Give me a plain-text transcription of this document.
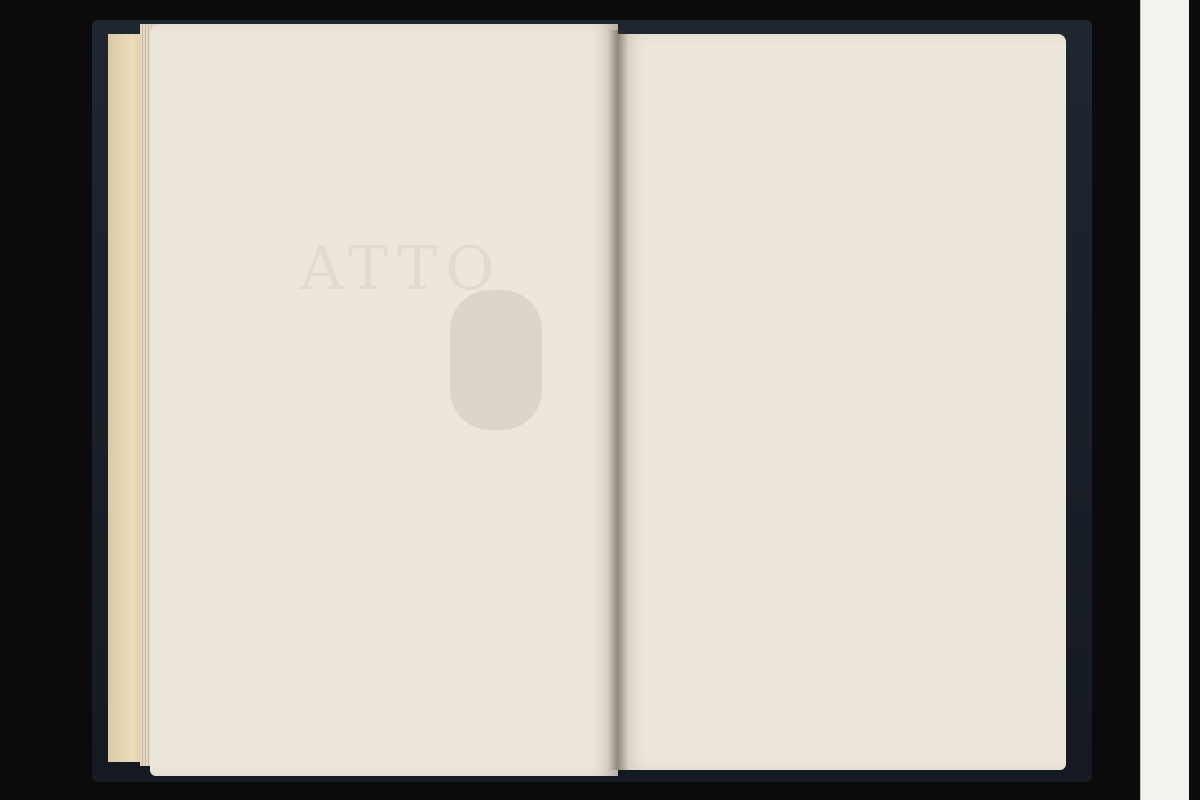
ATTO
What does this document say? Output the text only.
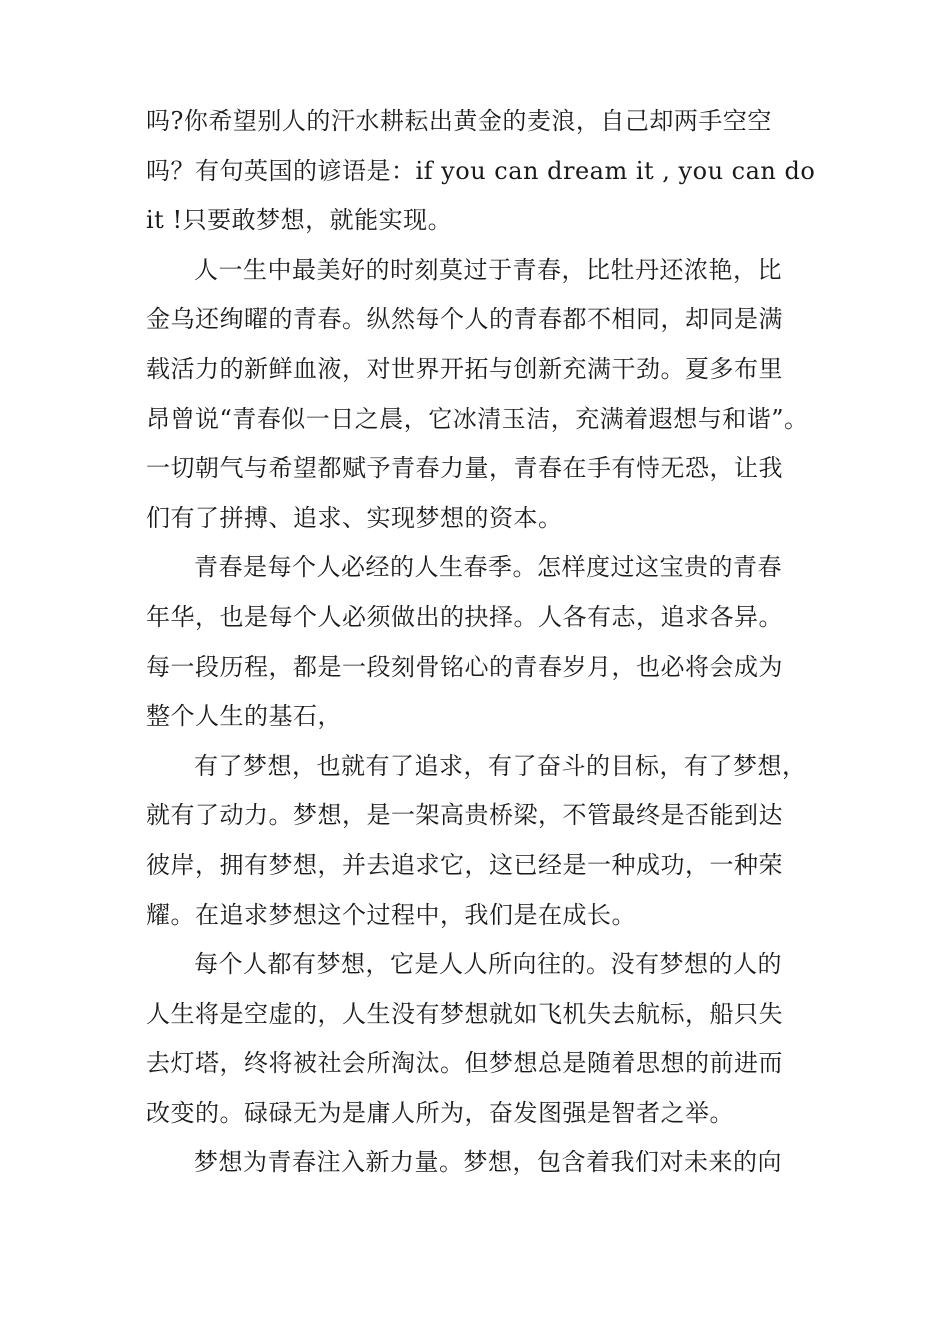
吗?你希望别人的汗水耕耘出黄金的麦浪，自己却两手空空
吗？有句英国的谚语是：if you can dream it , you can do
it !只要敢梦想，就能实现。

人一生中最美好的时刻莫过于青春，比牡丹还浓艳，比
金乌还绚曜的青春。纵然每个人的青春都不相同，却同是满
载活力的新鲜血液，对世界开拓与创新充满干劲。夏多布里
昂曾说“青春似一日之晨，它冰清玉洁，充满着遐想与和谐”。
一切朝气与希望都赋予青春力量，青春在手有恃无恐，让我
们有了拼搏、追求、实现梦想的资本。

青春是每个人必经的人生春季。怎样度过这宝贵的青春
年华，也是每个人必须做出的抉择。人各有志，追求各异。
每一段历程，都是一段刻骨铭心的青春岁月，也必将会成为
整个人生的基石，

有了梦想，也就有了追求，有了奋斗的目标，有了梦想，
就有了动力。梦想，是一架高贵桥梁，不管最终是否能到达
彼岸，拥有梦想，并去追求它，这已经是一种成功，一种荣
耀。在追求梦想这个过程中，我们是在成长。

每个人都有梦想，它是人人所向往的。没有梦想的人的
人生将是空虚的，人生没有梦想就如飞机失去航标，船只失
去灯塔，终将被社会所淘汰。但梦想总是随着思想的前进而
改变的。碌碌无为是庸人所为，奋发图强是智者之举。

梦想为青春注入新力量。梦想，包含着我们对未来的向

■ **What is needed**: Copy out the whole listing exactly, and don't carry over any pictures.

■ **Finished answer**:
Give me a plain-text transcription of this document.
ATTO
What does this document say? Output the text only.
吗?你希望别人的汗水耕耘出黄金的麦浪，自己却两手空空
吗？有句英国的谚语是：if you can dream it , you can do
it !只要敢梦想，就能实现。

人一生中最美好的时刻莫过于青春，比牡丹还浓艳，比
金乌还绚曜的青春。纵然每个人的青春都不相同，却同是满
载活力的新鲜血液，对世界开拓与创新充满干劲。夏多布里
昂曾说“青春似一日之晨，它冰清玉洁，充满着遐想与和谐”。
一切朝气与希望都赋予青春力量，青春在手有恃无恐，让我
们有了拼搏、追求、实现梦想的资本。

青春是每个人必经的人生春季。怎样度过这宝贵的青春
年华，也是每个人必须做出的抉择。人各有志，追求各异。
每一段历程，都是一段刻骨铭心的青春岁月，也必将会成为
整个人生的基石，

有了梦想，也就有了追求，有了奋斗的目标，有了梦想，
就有了动力。梦想，是一架高贵桥梁，不管最终是否能到达
彼岸，拥有梦想，并去追求它，这已经是一种成功，一种荣
耀。在追求梦想这个过程中，我们是在成长。

每个人都有梦想，它是人人所向往的。没有梦想的人的
人生将是空虚的，人生没有梦想就如飞机失去航标，船只失
去灯塔，终将被社会所淘汰。但梦想总是随着思想的前进而
改变的。碌碌无为是庸人所为，奋发图强是智者之举。

梦想为青春注入新力量。梦想，包含着我们对未来的向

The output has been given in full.